EXERCISE BRIEF: All of the data below must be repeated exactly.

[Part of a data file]

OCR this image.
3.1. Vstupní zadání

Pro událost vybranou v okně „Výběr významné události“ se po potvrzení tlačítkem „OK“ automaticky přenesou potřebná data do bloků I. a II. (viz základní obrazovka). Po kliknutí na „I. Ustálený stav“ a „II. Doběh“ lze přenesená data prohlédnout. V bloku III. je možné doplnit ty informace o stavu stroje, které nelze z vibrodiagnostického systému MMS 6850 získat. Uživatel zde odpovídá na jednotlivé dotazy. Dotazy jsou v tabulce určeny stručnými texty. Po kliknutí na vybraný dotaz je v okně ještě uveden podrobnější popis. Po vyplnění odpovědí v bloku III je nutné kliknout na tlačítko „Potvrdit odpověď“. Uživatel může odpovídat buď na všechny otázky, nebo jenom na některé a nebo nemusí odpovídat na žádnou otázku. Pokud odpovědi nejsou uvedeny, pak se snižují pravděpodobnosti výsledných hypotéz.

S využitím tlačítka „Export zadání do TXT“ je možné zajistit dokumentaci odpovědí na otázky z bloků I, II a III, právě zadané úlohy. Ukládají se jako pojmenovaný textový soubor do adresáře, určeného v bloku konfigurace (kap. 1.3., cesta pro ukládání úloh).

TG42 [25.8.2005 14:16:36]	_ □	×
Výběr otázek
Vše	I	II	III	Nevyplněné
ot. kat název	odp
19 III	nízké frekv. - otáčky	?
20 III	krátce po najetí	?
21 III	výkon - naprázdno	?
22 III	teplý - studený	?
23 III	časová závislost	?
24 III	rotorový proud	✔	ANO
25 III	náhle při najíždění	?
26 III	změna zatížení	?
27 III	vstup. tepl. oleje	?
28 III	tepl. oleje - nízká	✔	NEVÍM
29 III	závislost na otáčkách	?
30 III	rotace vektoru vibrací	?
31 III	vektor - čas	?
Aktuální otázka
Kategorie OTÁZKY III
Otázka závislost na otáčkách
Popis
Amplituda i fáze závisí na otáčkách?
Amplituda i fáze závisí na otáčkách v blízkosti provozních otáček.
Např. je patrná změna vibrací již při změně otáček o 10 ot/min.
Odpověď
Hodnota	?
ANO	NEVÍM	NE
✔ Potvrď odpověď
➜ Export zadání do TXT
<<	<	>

ANSWER TO THIS PROBLEM:
OCR this image.
3.1. Vstupní zadání

Pro událost vybranou v okně „Výběr významné události“ se po potvrzení tlačítkem „OK“ automaticky přenesou potřebná data do bloků I. a II. (viz základní obrazovka). Po kliknutí na „I. Ustálený stav“ a „II. Doběh“ lze přenesená data prohlédnout. V bloku III. je možné doplnit ty informace o stavu stroje, které nelze z vibrodiagnostického systému MMS 6850 získat. Uživatel zde odpovídá na jednotlivé dotazy. Dotazy jsou v tabulce určeny stručnými texty. Po kliknutí na vybraný dotaz je v okně ještě uveden podrobnější popis. Po vyplnění odpovědí v bloku III je nutné kliknout na tlačítko „Potvrdit odpověď“. Uživatel může odpovídat buď na všechny otázky, nebo jenom na některé a nebo nemusí odpovídat na žádnou otázku. Pokud odpovědi nejsou uvedeny, pak se snižují pravděpodobnosti výsledných hypotéz.

S využitím tlačítka „Export zadání do TXT“ je možné zajistit dokumentaci odpovědí na otázky z bloků I, II a III, právě zadané úlohy. Ukládají se jako pojmenovaný textový soubor do adresáře, určeného v bloku konfigurace (kap. 1.3., cesta pro ukládání úloh).

TG42 [25.8.2005 14:16:36]	_ □	×
Výběr otázek
Vše	I	II	III	Nevyplněné
ot. kat název	odp
19 III	nízké frekv. - otáčky	?
20 III	krátce po najetí	?
21 III	výkon - naprázdno	?
22 III	teplý - studený	?
23 III	časová závislost	?
24 III	rotorový proud	✔	ANO
25 III	náhle při najíždění	?
26 III	změna zatížení	?
27 III	vstup. tepl. oleje	?
28 III	tepl. oleje - nízká	✔	NEVÍM
29 III	závislost na otáčkách	?
30 III	rotace vektoru vibrací	?
31 III	vektor - čas	?
Aktuální otázka
Kategorie OTÁZKY III
Otázka závislost na otáčkách
Popis
Amplituda i fáze závisí na otáčkách?
Amplituda i fáze závisí na otáčkách v blízkosti provozních otáček.
Např. je patrná změna vibrací již při změně otáček o 10 ot/min.
Odpověď
Hodnota	?
ANO	NEVÍM	NE
✔ Potvrď odpověď
➜ Export zadání do TXT
<<	<	>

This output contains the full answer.